_Problem statement_.
Copy all lines below containing "شاخص".

Collected data entries

^^^^^^^^^^^^^^^^

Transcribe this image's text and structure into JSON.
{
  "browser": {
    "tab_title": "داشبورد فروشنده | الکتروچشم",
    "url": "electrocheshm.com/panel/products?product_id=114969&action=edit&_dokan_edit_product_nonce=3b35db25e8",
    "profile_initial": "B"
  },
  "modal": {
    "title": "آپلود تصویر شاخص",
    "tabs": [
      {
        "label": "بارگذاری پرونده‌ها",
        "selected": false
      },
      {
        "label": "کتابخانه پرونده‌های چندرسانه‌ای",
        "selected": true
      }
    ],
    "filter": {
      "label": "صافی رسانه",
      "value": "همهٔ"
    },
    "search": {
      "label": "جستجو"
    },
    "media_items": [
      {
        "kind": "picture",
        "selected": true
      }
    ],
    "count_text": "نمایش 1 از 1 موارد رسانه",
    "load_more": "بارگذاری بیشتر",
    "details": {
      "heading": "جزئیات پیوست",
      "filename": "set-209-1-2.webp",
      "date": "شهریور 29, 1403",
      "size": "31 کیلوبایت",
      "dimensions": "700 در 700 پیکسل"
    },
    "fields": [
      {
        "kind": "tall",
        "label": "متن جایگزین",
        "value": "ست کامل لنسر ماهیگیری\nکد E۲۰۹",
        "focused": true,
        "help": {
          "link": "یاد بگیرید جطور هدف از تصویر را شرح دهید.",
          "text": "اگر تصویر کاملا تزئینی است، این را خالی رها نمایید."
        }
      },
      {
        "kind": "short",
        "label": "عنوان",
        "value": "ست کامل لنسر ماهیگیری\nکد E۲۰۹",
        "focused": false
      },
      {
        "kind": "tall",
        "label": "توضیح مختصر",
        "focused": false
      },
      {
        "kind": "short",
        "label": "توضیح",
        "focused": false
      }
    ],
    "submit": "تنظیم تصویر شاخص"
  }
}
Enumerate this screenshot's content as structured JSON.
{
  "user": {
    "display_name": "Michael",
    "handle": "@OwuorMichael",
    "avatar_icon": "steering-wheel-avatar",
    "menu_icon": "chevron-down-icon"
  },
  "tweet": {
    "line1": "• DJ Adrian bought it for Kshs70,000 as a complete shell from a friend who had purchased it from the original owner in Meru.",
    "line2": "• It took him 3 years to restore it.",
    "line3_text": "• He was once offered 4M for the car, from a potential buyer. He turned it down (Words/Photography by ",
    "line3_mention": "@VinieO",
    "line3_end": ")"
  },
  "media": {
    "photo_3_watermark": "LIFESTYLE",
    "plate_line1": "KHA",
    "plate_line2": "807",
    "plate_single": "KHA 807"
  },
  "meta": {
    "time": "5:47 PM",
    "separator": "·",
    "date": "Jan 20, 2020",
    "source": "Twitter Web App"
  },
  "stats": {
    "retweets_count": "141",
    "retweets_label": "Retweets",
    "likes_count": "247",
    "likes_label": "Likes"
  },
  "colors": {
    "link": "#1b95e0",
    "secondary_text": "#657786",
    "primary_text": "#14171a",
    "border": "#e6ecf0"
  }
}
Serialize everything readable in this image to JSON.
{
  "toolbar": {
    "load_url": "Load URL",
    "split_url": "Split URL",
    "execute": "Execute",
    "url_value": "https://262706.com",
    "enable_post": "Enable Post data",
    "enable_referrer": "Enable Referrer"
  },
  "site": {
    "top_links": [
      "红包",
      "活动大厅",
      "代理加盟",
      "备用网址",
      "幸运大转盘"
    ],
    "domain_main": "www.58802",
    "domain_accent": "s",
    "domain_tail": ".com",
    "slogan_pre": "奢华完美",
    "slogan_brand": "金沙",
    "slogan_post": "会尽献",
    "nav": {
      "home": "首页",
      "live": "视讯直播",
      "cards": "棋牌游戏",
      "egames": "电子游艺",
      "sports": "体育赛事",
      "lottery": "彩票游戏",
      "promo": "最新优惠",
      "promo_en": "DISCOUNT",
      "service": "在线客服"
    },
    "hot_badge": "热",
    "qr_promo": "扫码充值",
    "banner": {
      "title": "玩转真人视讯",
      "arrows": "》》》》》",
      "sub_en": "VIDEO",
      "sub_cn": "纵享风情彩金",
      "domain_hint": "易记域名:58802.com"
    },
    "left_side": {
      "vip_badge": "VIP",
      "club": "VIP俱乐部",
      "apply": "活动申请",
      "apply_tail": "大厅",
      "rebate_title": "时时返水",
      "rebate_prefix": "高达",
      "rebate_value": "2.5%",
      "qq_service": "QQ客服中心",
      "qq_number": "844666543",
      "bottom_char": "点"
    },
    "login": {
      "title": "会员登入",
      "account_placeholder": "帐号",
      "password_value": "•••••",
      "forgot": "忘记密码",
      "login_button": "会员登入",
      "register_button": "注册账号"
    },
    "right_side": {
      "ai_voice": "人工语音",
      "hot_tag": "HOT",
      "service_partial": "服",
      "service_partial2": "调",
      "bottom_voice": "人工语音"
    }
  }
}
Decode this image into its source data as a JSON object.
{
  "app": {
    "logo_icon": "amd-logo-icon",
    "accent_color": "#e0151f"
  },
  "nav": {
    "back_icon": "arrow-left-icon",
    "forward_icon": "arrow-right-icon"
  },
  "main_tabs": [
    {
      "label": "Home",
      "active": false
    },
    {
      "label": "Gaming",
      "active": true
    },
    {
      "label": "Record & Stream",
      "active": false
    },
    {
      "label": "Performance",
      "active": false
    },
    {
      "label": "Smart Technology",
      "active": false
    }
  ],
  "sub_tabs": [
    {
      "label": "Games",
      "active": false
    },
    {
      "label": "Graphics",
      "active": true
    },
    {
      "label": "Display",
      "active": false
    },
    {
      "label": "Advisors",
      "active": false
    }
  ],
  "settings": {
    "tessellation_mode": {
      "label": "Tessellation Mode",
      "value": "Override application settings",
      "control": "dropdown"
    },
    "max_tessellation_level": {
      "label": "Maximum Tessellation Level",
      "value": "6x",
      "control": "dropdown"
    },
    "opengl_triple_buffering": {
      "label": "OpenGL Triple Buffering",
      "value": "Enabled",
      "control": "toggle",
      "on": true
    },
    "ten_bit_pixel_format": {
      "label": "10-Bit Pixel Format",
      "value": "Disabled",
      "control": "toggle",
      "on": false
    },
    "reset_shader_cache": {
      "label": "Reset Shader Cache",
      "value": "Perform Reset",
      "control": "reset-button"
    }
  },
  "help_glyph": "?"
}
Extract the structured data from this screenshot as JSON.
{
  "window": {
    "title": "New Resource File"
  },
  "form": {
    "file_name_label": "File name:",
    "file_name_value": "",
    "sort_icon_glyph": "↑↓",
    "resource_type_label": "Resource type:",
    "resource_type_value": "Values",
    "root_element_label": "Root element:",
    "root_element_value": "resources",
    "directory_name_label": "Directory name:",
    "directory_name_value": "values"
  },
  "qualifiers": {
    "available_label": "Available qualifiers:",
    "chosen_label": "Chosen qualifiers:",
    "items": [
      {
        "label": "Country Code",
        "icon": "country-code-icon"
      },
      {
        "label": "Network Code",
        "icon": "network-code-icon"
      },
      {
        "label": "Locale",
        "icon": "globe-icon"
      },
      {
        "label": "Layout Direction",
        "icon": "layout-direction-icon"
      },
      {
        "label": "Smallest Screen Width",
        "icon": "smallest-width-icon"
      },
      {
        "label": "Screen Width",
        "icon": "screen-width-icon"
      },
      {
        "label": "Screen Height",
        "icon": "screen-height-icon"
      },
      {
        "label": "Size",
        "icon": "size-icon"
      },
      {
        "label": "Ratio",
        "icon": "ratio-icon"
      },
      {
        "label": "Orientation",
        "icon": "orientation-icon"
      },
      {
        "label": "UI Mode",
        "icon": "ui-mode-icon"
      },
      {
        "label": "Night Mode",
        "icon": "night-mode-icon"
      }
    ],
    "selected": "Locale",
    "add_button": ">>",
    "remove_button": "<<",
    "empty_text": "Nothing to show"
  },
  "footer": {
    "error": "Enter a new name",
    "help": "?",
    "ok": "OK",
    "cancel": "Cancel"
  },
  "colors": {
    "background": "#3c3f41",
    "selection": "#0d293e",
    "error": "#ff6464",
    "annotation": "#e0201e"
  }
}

^^^^^^^^^^^^^^^^

_Result_.
    "title": "آپلود تصویر شاخص",
    "submit": "تنظیم تصویر شاخص"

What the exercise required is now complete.